• To be done:
Print out every record exactly as it appears.

• Task input:
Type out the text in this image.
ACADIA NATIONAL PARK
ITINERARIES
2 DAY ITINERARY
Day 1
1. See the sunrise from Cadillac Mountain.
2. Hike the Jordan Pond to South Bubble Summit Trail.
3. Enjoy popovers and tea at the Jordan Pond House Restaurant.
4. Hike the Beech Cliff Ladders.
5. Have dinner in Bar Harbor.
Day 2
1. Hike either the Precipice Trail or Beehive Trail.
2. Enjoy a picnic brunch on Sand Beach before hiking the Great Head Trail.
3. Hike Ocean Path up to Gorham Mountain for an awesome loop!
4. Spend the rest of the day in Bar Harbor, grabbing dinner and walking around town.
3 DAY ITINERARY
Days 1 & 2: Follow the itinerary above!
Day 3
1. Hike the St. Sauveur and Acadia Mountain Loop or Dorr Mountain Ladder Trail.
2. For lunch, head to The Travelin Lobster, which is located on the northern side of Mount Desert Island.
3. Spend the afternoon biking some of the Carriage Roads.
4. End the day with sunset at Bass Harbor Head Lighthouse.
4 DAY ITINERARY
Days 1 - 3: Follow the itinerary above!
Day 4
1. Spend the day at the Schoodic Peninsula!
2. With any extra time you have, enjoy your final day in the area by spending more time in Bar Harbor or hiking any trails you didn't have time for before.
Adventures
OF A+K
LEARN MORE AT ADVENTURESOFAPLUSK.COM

• Output below:
Type out the text in this image.
ACADIA NATIONAL PARK
ITINERARIES
2 DAY ITINERARY
Day 1
1. See the sunrise from Cadillac Mountain.
2. Hike the Jordan Pond to South Bubble Summit Trail.
3. Enjoy popovers and tea at the Jordan Pond House Restaurant.
4. Hike the Beech Cliff Ladders.
5. Have dinner in Bar Harbor.
Day 2
1. Hike either the Precipice Trail or Beehive Trail.
2. Enjoy a picnic brunch on Sand Beach before hiking the Great Head Trail.
3. Hike Ocean Path up to Gorham Mountain for an awesome loop!
4. Spend the rest of the day in Bar Harbor, grabbing dinner and walking around town.
3 DAY ITINERARY
Days 1 & 2: Follow the itinerary above!
Day 3
1. Hike the St. Sauveur and Acadia Mountain Loop or Dorr Mountain Ladder Trail.
2. For lunch, head to The Travelin Lobster, which is located on the northern side of Mount Desert Island.
3. Spend the afternoon biking some of the Carriage Roads.
4. End the day with sunset at Bass Harbor Head Lighthouse.
4 DAY ITINERARY
Days 1 - 3: Follow the itinerary above!
Day 4
1. Spend the day at the Schoodic Peninsula!
2. With any extra time you have, enjoy your final day in the area by spending more time in Bar Harbor or hiking any trails you didn't have time for before.
Adventures
OF A+K
LEARN MORE AT ADVENTURESOFAPLUSK.COM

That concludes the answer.